=== ENTRIES SHOWN ===

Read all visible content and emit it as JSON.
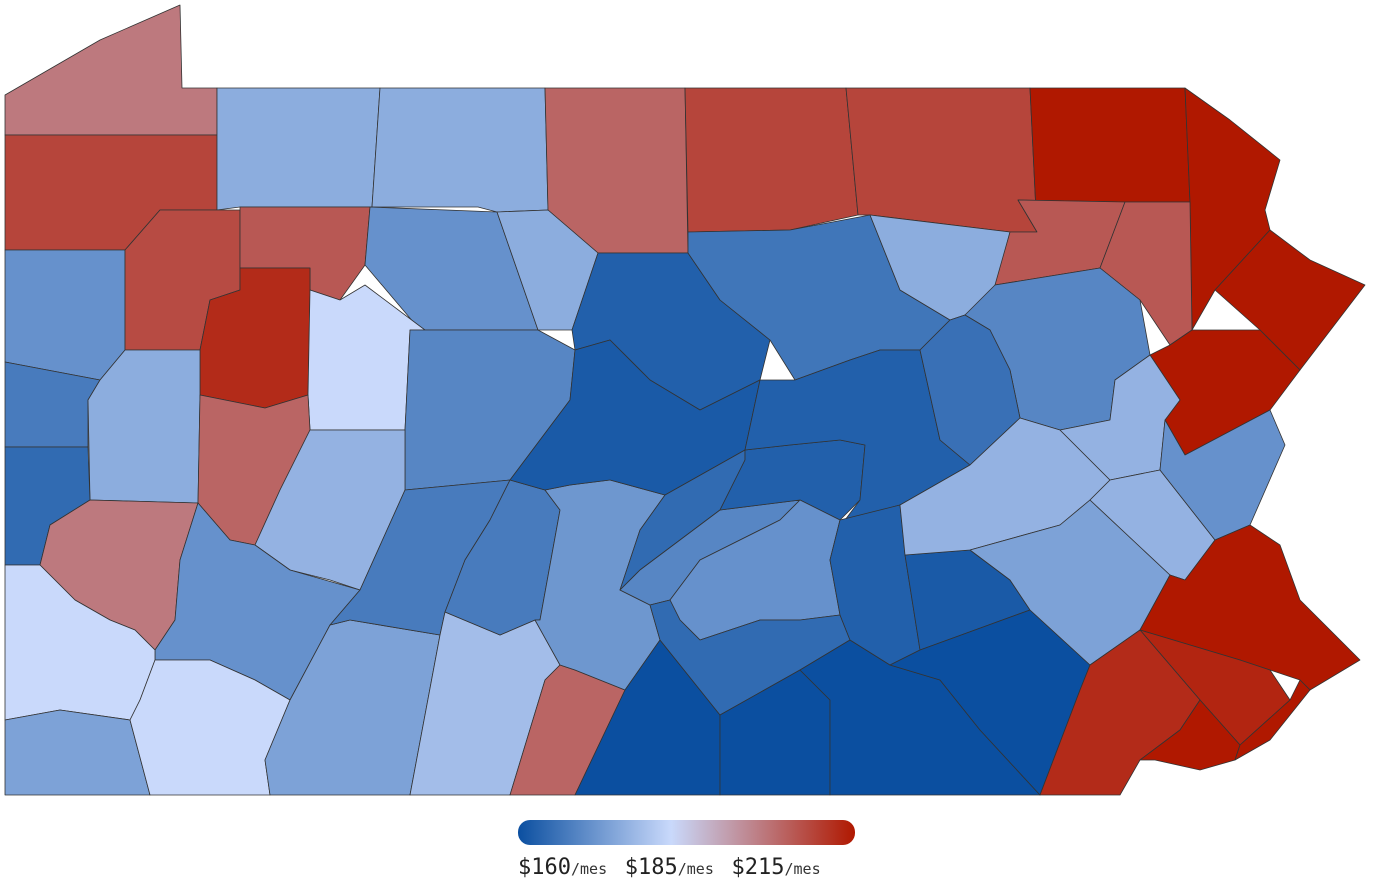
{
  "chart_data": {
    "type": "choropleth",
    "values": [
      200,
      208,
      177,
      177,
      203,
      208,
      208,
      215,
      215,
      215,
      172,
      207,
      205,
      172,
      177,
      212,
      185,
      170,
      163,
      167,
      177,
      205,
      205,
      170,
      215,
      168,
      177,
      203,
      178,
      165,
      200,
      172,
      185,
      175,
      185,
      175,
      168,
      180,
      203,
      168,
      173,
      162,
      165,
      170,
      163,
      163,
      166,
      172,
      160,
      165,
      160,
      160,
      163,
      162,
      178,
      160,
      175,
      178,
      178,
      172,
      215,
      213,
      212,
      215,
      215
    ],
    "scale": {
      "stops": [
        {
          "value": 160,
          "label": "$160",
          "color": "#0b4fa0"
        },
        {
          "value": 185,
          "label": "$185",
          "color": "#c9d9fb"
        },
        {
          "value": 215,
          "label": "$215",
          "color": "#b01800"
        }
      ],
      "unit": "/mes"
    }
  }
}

=== YOUR INSTRUCTIONS ===
Repeat each entry precisely as it appears. Leave the pictures out.

=== EXERCISE RESPONSE ===
Read all visible content and emit it as JSON.
{
  "chart_data": {
    "type": "choropleth",
    "values": [
      200,
      208,
      177,
      177,
      203,
      208,
      208,
      215,
      215,
      215,
      172,
      207,
      205,
      172,
      177,
      212,
      185,
      170,
      163,
      167,
      177,
      205,
      205,
      170,
      215,
      168,
      177,
      203,
      178,
      165,
      200,
      172,
      185,
      175,
      185,
      175,
      168,
      180,
      203,
      168,
      173,
      162,
      165,
      170,
      163,
      163,
      166,
      172,
      160,
      165,
      160,
      160,
      163,
      162,
      178,
      160,
      175,
      178,
      178,
      172,
      215,
      213,
      212,
      215,
      215
    ],
    "scale": {
      "stops": [
        {
          "value": 160,
          "label": "$160",
          "color": "#0b4fa0"
        },
        {
          "value": 185,
          "label": "$185",
          "color": "#c9d9fb"
        },
        {
          "value": 215,
          "label": "$215",
          "color": "#b01800"
        }
      ],
      "unit": "/mes"
    }
  }
}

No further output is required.